* **DIRECTIONS FOR THIS TASK**:
Give the material once more, word for word, without any images.

* **THE INPUT**:
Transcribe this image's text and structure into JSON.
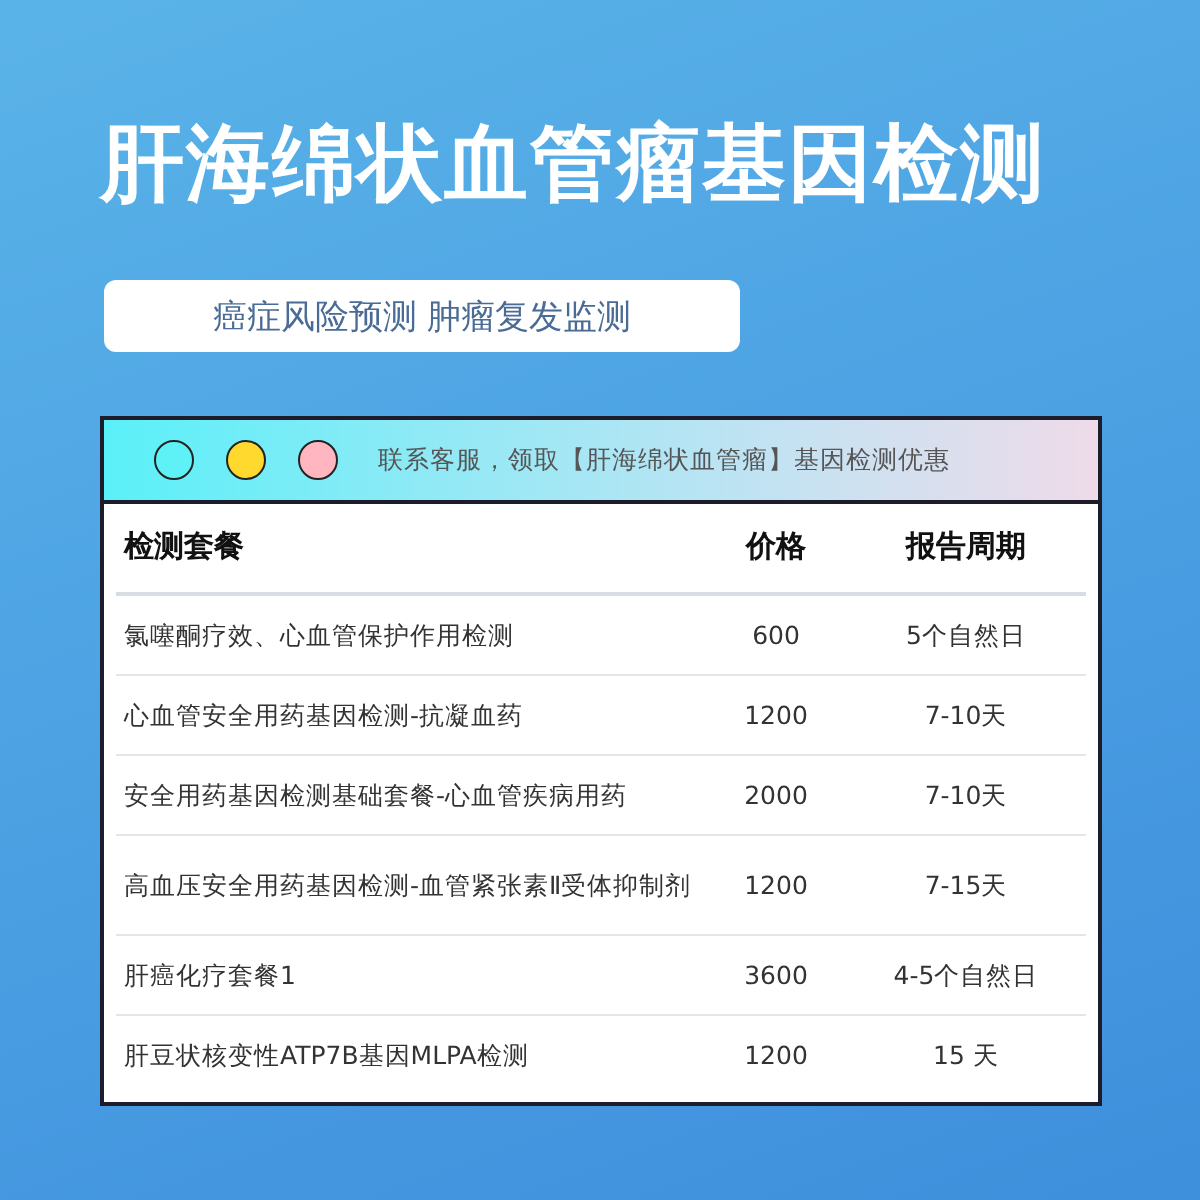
{
  "title": "肝海绵状血管瘤基因检测",
  "subtitle": "癌症风险预测 肿瘤复发监测",
  "window": {
    "dots": [
      {
        "color": "#5ef2f7"
      },
      {
        "color": "#ffd92e"
      },
      {
        "color": "#ffb6c1"
      }
    ],
    "notice": "联系客服，领取【肝海绵状血管瘤】基因检测优惠"
  },
  "table": {
    "columns": [
      "检测套餐",
      "价格",
      "报告周期"
    ],
    "rows": [
      [
        "氯噻酮疗效、心血管保护作用检测",
        "600",
        "5个自然日"
      ],
      [
        "心血管安全用药基因检测-抗凝血药",
        "1200",
        "7-10天"
      ],
      [
        "安全用药基因检测基础套餐-心血管疾病用药",
        "2000",
        "7-10天"
      ],
      [
        "高血压安全用药基因检测-血管紧张素Ⅱ受体抑制剂",
        "1200",
        "7-15天"
      ],
      [
        "肝癌化疗套餐1",
        "3600",
        "4-5个自然日"
      ],
      [
        "肝豆状核变性ATP7B基因MLPA检测",
        "1200",
        "15 天"
      ]
    ]
  }
}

* **THE RESPONSE**:
Transcribe this image's text and structure into JSON.
{
  "title": "肝海绵状血管瘤基因检测",
  "subtitle": "癌症风险预测 肿瘤复发监测",
  "window": {
    "dots": [
      {
        "color": "#5ef2f7"
      },
      {
        "color": "#ffd92e"
      },
      {
        "color": "#ffb6c1"
      }
    ],
    "notice": "联系客服，领取【肝海绵状血管瘤】基因检测优惠"
  },
  "table": {
    "columns": [
      "检测套餐",
      "价格",
      "报告周期"
    ],
    "rows": [
      [
        "氯噻酮疗效、心血管保护作用检测",
        "600",
        "5个自然日"
      ],
      [
        "心血管安全用药基因检测-抗凝血药",
        "1200",
        "7-10天"
      ],
      [
        "安全用药基因检测基础套餐-心血管疾病用药",
        "2000",
        "7-10天"
      ],
      [
        "高血压安全用药基因检测-血管紧张素Ⅱ受体抑制剂",
        "1200",
        "7-15天"
      ],
      [
        "肝癌化疗套餐1",
        "3600",
        "4-5个自然日"
      ],
      [
        "肝豆状核变性ATP7B基因MLPA检测",
        "1200",
        "15 天"
      ]
    ]
  }
}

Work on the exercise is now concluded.